***** DATASET

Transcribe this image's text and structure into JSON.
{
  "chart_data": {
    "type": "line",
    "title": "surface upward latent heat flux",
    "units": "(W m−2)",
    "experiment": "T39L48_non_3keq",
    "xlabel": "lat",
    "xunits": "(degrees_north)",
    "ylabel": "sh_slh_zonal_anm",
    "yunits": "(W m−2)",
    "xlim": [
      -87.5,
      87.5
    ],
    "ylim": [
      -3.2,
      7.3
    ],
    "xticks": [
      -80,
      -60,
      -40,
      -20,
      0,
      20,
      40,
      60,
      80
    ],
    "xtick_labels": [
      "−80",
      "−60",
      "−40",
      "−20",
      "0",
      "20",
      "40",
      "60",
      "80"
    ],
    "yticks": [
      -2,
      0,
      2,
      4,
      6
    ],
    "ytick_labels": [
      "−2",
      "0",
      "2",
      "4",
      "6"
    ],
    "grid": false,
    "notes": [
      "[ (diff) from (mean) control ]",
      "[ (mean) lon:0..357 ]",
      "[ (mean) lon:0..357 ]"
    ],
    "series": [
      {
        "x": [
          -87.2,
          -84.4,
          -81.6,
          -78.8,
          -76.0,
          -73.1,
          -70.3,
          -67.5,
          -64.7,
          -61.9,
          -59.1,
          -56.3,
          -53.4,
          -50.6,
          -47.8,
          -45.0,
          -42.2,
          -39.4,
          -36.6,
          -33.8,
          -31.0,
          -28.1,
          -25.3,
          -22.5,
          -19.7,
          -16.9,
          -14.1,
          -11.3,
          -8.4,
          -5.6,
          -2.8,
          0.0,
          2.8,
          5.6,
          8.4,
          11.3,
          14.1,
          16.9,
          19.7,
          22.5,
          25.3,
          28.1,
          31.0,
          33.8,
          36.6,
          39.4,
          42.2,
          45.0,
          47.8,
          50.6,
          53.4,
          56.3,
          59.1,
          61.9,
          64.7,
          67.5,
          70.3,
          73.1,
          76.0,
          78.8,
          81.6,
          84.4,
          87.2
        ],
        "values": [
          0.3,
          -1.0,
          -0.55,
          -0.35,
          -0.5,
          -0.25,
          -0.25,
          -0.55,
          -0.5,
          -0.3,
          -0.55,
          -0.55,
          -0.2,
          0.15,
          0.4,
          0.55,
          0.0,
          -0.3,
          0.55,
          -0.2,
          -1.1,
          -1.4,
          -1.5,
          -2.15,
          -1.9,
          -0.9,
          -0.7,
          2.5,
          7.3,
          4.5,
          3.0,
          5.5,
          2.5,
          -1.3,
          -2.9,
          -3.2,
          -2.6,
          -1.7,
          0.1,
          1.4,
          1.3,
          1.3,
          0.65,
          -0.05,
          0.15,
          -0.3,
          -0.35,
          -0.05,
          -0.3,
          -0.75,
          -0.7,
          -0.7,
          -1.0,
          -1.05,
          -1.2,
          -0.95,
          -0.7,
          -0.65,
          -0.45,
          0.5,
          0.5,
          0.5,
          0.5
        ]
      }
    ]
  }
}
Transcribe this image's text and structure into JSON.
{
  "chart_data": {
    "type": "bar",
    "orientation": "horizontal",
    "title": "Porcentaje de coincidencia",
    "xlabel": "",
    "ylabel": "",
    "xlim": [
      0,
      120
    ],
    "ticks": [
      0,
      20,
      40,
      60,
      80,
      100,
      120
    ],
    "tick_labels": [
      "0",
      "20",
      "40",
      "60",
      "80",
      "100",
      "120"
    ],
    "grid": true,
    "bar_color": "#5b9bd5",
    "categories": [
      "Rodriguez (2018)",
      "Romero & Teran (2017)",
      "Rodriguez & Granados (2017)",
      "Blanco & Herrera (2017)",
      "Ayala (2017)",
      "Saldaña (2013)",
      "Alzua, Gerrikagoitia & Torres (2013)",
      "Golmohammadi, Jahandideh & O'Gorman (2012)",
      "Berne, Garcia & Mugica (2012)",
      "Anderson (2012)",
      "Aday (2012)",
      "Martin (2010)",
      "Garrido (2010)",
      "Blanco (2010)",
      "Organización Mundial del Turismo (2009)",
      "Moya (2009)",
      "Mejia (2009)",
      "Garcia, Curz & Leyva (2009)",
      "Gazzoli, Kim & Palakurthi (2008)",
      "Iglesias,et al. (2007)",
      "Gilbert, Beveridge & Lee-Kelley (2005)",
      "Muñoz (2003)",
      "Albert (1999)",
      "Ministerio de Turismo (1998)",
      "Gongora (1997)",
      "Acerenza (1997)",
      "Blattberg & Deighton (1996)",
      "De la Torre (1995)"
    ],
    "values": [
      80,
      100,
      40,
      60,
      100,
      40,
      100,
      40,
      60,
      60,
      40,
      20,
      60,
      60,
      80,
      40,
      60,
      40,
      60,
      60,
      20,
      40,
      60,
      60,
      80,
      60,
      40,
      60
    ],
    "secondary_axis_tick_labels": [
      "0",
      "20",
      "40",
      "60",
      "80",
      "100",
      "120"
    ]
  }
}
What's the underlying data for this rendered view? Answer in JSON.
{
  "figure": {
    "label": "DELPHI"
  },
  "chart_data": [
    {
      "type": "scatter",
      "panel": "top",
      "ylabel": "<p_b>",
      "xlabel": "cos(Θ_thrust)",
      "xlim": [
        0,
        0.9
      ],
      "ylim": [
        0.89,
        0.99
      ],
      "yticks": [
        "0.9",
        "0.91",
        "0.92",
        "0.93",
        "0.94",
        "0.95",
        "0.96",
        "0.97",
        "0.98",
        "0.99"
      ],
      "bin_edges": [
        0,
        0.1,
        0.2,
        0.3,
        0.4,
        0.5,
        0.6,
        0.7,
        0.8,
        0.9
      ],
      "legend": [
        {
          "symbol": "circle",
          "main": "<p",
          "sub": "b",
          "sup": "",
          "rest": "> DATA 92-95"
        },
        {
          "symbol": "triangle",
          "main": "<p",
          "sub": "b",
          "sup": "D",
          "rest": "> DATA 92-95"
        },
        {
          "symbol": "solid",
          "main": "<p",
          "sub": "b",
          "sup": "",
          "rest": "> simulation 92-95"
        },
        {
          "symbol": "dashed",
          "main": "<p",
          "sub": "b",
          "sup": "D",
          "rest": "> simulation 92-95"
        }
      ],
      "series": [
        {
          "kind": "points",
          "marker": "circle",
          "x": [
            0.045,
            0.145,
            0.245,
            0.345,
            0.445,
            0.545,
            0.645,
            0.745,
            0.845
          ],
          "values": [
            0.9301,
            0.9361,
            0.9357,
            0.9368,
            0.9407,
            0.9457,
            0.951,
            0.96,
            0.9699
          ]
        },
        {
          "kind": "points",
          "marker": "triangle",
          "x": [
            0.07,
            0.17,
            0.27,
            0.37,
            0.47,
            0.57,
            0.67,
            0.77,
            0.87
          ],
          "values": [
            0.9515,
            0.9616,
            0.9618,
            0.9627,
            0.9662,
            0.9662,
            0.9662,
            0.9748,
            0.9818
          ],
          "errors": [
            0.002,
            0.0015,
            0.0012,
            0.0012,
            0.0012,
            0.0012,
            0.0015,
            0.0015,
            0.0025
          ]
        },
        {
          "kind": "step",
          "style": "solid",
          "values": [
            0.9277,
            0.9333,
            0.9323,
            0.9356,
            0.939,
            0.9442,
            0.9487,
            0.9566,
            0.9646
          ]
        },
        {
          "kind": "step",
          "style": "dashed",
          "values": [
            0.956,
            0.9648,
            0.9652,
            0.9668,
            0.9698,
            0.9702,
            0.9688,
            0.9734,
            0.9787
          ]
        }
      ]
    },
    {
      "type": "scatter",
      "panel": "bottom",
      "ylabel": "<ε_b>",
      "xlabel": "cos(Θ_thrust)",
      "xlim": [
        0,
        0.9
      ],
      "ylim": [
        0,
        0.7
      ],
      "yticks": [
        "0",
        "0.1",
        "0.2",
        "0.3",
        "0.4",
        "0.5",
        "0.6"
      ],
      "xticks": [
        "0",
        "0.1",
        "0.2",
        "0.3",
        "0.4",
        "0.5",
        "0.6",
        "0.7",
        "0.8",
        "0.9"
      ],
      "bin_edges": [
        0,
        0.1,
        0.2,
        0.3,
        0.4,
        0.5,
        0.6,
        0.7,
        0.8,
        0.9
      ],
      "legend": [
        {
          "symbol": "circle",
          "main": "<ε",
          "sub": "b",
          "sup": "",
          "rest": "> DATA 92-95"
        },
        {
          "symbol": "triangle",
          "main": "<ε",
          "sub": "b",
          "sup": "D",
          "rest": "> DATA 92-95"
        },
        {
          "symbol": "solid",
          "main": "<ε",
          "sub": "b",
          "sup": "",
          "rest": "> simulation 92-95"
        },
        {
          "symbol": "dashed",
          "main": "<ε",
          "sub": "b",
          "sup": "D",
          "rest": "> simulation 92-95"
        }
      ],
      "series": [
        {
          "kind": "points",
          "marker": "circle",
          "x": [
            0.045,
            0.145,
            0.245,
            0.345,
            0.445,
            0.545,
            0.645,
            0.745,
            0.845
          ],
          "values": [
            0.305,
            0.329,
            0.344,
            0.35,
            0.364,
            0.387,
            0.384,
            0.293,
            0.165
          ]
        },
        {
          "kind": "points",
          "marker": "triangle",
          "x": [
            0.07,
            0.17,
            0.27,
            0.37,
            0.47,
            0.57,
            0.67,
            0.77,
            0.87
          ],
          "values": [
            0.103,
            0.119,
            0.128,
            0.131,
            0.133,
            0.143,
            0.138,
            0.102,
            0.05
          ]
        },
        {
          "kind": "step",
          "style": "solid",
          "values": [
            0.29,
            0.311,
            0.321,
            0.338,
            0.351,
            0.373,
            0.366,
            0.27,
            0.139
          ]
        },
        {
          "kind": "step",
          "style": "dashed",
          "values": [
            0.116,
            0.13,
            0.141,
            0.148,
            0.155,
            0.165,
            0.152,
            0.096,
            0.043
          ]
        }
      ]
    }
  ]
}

**********

**STATED TASK:**
From the data, list each line in which the string "ylabel" appears.

**TASK RESULT:**
    "ylabel": "sh_slh_zonal_anm",
    "ylabel": "",
      "ylabel": "<p_b>",
      "ylabel": "<ε_b>",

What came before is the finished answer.